Rewrite the records, from the first line through the line containing "group-header: 전 체: [107, 186, 163, 216]" inclusive, as a Markdown table with the columns No. and Entry, numbering each line and leaving out blank lines.

=-=-=-=-=

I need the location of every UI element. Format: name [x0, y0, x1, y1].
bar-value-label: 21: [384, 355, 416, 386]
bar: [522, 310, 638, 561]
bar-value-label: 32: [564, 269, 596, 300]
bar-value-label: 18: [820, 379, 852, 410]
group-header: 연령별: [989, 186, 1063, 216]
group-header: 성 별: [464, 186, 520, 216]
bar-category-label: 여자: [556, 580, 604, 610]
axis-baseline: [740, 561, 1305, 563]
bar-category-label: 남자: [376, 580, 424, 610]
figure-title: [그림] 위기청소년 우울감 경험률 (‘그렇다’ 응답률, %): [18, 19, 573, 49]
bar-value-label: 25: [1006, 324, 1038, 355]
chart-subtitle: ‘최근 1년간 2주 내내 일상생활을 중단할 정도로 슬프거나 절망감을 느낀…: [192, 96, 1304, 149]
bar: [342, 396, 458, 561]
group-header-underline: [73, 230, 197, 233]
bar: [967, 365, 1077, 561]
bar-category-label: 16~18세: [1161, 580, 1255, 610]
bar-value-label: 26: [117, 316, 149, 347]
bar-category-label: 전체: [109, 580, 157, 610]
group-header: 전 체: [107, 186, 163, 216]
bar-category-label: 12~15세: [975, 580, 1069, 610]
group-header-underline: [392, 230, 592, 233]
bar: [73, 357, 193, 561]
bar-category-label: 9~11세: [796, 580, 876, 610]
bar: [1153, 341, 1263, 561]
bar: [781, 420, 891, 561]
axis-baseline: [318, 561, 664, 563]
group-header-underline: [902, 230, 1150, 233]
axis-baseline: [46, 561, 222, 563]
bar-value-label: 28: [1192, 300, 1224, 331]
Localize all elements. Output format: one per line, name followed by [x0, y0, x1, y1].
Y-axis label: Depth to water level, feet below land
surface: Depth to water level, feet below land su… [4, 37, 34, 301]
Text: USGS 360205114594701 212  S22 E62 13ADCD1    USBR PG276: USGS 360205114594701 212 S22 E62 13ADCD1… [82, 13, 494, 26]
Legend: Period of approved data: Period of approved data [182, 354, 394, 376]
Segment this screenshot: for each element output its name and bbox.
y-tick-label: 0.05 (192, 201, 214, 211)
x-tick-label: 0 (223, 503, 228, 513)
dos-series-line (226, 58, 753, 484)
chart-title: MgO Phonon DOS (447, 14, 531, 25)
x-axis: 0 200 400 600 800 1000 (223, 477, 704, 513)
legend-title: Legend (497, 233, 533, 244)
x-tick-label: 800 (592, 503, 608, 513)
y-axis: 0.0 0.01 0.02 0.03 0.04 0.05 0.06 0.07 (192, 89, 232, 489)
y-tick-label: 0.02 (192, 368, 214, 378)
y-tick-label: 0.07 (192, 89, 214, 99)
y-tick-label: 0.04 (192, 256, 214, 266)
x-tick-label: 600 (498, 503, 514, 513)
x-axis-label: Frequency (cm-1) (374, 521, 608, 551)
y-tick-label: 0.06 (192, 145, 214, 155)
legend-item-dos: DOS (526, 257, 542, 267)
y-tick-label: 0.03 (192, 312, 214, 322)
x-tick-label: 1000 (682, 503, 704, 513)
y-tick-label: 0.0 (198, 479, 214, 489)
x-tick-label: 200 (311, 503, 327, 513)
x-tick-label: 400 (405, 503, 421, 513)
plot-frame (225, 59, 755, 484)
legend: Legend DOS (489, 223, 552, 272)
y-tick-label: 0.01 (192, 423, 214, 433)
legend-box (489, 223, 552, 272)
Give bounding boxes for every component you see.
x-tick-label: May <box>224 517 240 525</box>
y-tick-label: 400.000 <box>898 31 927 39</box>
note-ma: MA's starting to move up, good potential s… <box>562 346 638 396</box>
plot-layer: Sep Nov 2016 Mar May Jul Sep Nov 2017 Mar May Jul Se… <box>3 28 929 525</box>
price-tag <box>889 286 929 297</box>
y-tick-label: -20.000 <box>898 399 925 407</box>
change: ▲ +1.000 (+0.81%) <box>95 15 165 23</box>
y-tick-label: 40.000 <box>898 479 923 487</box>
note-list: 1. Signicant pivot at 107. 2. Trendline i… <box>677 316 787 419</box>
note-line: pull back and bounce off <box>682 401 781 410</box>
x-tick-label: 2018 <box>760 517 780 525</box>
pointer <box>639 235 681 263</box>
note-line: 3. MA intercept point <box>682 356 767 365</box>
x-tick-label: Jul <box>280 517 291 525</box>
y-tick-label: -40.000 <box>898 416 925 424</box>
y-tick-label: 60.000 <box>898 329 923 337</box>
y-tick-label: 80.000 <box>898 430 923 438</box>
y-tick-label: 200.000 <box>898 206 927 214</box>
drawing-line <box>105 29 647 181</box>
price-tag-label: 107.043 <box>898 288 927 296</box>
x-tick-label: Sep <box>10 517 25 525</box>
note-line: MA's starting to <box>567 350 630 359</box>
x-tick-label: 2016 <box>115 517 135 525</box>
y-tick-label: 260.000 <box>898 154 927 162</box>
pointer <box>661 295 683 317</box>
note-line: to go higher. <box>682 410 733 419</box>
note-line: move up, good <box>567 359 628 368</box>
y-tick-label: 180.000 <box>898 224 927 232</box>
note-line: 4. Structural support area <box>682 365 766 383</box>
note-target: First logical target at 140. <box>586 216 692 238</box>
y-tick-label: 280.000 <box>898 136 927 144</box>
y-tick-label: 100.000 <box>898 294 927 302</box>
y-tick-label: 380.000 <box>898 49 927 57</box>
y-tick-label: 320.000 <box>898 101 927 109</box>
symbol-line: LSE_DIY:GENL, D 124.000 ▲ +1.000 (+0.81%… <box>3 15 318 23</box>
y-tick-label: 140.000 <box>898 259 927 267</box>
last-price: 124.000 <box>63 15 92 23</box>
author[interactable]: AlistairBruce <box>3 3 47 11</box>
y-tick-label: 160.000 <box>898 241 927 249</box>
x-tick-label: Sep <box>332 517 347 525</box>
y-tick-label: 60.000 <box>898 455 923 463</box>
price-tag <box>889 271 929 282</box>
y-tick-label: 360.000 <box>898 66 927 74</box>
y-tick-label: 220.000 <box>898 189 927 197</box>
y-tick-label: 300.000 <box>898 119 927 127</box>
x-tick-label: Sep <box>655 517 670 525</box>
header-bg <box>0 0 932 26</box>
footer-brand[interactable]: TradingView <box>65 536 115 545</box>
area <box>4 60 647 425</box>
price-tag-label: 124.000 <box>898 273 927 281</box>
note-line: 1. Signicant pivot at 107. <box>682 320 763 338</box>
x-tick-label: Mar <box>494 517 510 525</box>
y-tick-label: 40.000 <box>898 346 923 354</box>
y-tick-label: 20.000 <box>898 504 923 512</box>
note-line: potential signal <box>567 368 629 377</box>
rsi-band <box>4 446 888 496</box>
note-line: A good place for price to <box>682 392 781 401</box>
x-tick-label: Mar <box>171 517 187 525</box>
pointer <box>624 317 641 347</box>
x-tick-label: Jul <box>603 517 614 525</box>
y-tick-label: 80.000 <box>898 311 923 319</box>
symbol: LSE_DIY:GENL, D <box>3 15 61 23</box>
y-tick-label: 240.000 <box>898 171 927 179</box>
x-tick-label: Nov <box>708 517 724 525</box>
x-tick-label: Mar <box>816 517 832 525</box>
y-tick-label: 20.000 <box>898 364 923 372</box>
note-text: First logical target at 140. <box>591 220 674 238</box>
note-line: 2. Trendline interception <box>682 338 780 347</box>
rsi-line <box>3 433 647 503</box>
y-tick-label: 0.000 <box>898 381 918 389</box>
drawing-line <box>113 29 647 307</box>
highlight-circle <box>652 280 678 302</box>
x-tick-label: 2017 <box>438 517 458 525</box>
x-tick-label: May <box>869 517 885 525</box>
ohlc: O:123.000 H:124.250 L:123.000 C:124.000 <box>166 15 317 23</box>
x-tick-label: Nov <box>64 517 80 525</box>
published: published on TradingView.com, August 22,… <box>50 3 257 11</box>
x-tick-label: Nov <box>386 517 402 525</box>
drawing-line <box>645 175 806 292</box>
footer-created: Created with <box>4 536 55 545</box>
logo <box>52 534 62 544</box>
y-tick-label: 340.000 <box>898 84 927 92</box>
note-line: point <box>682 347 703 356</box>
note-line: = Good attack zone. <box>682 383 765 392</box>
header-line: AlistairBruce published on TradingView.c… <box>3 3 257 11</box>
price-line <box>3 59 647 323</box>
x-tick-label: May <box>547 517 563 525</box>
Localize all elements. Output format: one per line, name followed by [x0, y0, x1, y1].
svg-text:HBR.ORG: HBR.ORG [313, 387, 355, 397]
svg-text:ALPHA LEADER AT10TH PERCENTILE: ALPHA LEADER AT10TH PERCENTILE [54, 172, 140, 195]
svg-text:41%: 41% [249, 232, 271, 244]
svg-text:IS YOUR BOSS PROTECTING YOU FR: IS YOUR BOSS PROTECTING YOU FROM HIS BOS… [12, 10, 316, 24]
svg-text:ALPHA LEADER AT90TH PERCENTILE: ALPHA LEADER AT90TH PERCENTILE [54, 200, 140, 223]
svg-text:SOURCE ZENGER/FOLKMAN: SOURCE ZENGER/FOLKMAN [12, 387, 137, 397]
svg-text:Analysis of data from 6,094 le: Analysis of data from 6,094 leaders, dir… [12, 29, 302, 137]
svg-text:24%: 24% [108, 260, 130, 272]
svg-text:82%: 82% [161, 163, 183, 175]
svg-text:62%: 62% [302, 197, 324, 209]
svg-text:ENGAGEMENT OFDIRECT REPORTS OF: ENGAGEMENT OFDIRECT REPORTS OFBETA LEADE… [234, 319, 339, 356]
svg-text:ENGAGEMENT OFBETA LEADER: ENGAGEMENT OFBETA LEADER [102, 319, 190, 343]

=-=-=-=-=

THE COMPLETED TASK:
| No. | Entry |
|---|---|
| 1 | I need the location of every UI element. Format: name [x0, y0, x1, y1]. |
| 2 | bar-value-label: 21: [384, 355, 416, 386] |
| 3 | bar: [522, 310, 638, 561] |
| 4 | bar-value-label: 32: [564, 269, 596, 300] |
| 5 | bar-value-label: 18: [820, 379, 852, 410] |
| 6 | group-header: 연령별: [989, 186, 1063, 216] |
| 7 | group-header: 성 별: [464, 186, 520, 216] |
| 8 | bar-category-label: 여자: [556, 580, 604, 610] |
| 9 | axis-baseline: [740, 561, 1305, 563] |
| 10 | bar-category-label: 남자: [376, 580, 424, 610] |
| 11 | figure-title: [그림] 위기청소년 우울감 경험률 (‘그렇다’ 응답률, %): [18, 19, 573, 49] |
| 12 | bar-value-label: 25: [1006, 324, 1038, 355] |
| 13 | chart-subtitle: ‘최근 1년간 2주 내내 일상생활을 중단할 정도로 슬프거나 절망감을 느낀…: [192, 96, 1304, 149] |
| 14 | bar: [342, 396, 458, 561] |
| 15 | group-header-underline: [73, 230, 197, 233] |
| 16 | bar: [967, 365, 1077, 561] |
| 17 | bar-category-label: 16~18세: [1161, 580, 1255, 610] |
| 18 | bar-value-label: 26: [117, 316, 149, 347] |
| 19 | bar-category-label: 전체: [109, 580, 157, 610] |
| 20 | group-header: 전 체: [107, 186, 163, 216] |